◆ Exercise brief
Of all the lines in the records below, how many hold the word "this"? Give the number alone.

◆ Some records
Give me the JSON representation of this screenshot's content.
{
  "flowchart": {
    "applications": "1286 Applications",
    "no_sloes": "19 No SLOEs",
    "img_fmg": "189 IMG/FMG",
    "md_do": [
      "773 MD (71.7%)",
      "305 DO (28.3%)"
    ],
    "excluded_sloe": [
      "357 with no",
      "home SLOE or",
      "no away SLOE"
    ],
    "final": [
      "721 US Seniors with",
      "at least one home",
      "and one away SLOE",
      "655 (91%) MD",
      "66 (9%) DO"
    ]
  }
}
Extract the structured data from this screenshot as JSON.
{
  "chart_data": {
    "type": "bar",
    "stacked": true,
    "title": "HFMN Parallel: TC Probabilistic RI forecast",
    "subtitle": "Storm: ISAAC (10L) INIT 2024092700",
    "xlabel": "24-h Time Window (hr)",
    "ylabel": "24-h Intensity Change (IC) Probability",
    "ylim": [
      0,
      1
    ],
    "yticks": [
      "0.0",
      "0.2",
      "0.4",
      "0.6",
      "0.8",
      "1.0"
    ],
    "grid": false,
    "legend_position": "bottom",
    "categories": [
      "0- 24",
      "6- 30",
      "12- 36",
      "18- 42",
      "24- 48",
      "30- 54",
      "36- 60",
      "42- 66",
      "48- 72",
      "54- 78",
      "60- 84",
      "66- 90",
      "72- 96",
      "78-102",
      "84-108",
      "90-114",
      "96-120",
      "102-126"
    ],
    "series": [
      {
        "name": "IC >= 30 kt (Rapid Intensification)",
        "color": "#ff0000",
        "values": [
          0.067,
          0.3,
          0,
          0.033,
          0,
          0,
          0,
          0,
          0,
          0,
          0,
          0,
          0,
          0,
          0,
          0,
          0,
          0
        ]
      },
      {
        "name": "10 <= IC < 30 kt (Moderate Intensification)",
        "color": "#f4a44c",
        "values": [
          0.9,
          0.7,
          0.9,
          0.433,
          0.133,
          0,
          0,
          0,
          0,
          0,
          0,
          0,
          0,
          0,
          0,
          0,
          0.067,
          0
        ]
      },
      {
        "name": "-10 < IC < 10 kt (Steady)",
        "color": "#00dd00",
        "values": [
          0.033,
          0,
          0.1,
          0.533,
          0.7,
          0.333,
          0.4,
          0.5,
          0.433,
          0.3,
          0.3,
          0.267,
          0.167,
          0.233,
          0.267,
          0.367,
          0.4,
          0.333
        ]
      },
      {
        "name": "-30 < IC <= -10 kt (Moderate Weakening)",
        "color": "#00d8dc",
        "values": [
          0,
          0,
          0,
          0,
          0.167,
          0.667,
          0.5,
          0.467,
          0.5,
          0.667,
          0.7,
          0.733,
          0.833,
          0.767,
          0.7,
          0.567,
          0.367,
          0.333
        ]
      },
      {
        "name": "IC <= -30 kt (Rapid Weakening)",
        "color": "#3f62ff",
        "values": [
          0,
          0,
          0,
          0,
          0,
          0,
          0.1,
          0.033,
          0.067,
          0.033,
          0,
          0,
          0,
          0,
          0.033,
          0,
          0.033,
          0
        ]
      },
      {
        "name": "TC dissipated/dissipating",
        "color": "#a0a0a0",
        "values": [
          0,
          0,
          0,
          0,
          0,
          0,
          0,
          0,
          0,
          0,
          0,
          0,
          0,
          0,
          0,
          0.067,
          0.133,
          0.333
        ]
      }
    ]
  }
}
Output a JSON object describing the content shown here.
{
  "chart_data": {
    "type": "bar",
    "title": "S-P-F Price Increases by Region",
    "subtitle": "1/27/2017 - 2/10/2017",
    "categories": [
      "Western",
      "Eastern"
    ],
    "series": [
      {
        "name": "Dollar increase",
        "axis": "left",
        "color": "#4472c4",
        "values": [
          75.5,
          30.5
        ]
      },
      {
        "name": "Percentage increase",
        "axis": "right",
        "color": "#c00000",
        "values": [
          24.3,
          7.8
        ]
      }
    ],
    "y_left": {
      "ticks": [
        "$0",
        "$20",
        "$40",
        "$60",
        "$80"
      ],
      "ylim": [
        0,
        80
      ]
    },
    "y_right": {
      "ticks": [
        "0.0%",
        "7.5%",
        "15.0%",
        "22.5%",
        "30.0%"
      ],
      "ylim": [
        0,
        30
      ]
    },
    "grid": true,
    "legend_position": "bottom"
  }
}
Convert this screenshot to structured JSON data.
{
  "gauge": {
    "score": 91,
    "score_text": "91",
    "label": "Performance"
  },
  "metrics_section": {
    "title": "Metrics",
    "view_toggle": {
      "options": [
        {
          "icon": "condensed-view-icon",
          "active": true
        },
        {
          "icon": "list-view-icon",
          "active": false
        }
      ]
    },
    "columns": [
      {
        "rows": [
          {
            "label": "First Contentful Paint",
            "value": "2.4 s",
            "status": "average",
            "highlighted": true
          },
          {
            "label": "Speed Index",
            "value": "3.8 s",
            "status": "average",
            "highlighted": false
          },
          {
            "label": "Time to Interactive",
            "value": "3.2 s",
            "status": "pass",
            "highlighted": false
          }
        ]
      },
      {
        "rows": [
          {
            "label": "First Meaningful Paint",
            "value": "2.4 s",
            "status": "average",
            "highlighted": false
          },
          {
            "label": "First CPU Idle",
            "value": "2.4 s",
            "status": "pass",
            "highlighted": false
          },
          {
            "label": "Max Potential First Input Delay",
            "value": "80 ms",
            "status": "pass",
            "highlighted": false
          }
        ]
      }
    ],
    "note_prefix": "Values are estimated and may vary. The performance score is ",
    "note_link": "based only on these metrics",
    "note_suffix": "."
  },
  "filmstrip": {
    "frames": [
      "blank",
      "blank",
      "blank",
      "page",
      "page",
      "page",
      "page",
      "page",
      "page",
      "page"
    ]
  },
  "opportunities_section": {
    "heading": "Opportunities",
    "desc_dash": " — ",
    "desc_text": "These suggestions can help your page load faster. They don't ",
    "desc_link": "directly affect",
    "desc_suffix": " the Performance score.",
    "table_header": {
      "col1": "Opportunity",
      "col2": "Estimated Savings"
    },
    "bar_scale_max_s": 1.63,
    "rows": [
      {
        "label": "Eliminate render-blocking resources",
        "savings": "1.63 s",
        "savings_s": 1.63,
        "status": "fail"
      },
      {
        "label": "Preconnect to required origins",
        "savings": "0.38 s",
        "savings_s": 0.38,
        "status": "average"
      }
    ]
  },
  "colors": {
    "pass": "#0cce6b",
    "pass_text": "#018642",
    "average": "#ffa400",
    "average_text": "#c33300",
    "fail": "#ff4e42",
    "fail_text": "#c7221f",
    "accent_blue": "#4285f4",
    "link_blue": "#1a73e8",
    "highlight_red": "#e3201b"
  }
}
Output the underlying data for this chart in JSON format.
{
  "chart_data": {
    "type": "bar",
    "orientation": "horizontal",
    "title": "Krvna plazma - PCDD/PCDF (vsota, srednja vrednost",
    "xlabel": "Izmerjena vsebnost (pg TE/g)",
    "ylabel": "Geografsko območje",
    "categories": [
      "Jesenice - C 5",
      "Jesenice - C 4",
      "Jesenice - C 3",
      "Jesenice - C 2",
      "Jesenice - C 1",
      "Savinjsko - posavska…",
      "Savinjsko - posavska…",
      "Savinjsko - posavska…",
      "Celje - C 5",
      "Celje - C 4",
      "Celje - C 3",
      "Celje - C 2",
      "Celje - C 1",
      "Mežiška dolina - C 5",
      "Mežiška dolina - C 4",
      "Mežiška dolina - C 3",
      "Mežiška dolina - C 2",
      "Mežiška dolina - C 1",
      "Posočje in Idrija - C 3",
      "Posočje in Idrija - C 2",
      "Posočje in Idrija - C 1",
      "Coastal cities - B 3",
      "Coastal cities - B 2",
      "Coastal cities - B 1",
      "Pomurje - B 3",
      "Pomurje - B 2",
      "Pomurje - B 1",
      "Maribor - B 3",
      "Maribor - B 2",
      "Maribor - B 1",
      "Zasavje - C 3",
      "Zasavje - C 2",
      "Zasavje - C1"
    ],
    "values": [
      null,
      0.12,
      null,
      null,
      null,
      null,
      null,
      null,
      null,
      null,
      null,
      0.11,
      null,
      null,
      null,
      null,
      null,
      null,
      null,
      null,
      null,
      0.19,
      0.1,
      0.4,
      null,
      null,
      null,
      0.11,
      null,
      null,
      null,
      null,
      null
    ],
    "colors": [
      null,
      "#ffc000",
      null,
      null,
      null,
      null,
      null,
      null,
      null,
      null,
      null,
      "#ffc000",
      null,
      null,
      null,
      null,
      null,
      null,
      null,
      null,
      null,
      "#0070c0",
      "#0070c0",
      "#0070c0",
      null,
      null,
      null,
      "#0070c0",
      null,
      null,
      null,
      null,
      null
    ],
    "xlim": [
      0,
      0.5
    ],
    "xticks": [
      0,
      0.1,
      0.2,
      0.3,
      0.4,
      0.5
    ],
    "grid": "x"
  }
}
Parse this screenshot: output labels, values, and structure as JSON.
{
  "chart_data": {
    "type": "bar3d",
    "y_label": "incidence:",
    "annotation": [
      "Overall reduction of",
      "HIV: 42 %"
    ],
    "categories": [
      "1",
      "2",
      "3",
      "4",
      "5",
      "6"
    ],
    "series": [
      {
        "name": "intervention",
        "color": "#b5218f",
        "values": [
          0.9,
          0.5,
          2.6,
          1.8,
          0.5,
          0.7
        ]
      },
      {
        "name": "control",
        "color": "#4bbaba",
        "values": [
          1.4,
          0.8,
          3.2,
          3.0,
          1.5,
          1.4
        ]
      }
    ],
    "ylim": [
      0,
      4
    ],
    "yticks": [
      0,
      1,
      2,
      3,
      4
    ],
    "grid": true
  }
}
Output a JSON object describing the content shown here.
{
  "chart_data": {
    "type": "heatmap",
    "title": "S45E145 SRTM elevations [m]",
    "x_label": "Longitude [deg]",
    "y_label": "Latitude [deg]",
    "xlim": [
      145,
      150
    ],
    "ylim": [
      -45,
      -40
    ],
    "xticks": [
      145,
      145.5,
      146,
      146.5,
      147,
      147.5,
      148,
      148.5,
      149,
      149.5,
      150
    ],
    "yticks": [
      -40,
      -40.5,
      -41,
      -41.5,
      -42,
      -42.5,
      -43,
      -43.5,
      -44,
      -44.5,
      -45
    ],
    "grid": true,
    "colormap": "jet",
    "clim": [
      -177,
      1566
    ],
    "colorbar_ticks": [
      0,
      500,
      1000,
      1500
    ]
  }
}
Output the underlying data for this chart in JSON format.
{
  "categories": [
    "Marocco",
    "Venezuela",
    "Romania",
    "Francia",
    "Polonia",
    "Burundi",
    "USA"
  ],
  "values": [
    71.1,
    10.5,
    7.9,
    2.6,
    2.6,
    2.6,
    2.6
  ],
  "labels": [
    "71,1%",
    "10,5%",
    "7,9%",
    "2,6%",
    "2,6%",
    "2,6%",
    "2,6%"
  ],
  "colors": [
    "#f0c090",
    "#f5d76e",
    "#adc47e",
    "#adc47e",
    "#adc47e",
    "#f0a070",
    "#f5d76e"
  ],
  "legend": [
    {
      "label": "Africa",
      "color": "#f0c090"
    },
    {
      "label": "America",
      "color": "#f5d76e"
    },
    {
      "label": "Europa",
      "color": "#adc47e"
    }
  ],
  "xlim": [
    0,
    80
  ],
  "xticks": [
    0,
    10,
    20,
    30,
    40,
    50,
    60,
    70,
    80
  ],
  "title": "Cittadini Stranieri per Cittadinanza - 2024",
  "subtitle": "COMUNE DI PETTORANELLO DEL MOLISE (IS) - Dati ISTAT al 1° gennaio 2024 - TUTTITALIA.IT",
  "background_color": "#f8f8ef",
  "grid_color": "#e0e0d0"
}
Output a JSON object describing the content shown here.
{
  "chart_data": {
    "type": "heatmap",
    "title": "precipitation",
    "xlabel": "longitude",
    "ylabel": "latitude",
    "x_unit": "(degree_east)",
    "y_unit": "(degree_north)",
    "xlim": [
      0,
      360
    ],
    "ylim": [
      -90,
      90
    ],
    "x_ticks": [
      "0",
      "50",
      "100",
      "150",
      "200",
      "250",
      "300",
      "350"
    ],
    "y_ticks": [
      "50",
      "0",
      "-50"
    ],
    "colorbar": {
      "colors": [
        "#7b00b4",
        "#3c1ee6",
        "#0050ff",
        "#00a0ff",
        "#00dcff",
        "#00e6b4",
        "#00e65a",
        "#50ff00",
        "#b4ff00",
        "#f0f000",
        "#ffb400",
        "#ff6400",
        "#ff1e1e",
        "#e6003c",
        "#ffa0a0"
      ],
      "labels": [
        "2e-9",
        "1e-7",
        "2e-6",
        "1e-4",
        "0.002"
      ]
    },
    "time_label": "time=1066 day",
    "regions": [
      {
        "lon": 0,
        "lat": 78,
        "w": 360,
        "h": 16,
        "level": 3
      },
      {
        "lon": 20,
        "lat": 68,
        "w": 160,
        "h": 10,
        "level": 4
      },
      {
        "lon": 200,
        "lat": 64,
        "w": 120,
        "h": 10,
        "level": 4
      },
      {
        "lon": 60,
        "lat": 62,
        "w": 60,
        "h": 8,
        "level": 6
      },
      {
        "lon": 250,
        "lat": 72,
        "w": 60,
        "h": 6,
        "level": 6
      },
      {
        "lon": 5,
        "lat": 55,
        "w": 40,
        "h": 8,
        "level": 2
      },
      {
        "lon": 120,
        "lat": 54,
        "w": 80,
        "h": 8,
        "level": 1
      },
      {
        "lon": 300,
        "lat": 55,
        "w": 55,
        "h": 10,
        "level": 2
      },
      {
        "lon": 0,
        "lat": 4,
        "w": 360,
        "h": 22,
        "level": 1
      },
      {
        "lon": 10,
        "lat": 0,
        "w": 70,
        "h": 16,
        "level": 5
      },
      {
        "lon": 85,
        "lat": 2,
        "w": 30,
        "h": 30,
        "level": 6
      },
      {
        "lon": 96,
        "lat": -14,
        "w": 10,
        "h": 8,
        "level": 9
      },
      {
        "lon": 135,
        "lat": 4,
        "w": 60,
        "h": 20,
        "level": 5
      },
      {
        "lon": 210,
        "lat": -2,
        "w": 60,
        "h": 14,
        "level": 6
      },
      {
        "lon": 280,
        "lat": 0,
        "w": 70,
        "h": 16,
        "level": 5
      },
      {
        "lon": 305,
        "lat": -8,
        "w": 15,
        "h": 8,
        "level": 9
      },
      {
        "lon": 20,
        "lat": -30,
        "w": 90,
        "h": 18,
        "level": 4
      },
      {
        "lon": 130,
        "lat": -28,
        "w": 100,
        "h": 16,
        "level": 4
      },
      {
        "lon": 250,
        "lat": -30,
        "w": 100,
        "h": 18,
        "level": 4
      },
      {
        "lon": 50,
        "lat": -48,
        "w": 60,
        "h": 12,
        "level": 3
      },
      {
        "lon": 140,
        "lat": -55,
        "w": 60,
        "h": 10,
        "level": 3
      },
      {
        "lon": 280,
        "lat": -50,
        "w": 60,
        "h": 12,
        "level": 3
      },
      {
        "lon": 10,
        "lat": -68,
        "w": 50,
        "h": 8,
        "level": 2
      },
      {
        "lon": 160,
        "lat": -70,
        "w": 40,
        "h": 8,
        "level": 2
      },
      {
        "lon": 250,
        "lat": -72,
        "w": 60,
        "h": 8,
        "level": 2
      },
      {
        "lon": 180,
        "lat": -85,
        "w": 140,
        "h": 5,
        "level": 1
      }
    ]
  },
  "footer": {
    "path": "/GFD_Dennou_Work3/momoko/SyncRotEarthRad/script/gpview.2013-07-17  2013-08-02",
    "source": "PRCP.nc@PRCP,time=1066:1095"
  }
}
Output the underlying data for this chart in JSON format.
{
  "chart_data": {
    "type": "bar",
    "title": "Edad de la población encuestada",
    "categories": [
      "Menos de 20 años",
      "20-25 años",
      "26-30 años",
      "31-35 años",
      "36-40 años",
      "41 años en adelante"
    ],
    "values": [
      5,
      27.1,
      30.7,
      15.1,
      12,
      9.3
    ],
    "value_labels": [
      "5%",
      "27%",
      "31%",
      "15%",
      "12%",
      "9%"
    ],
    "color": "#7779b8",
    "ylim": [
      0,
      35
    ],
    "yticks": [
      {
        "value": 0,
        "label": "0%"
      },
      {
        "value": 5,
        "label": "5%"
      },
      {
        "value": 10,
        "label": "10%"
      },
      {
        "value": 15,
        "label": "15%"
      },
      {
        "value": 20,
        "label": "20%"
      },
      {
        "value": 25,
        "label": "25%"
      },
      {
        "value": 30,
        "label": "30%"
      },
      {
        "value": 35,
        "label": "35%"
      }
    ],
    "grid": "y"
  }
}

◆ Problem solution
7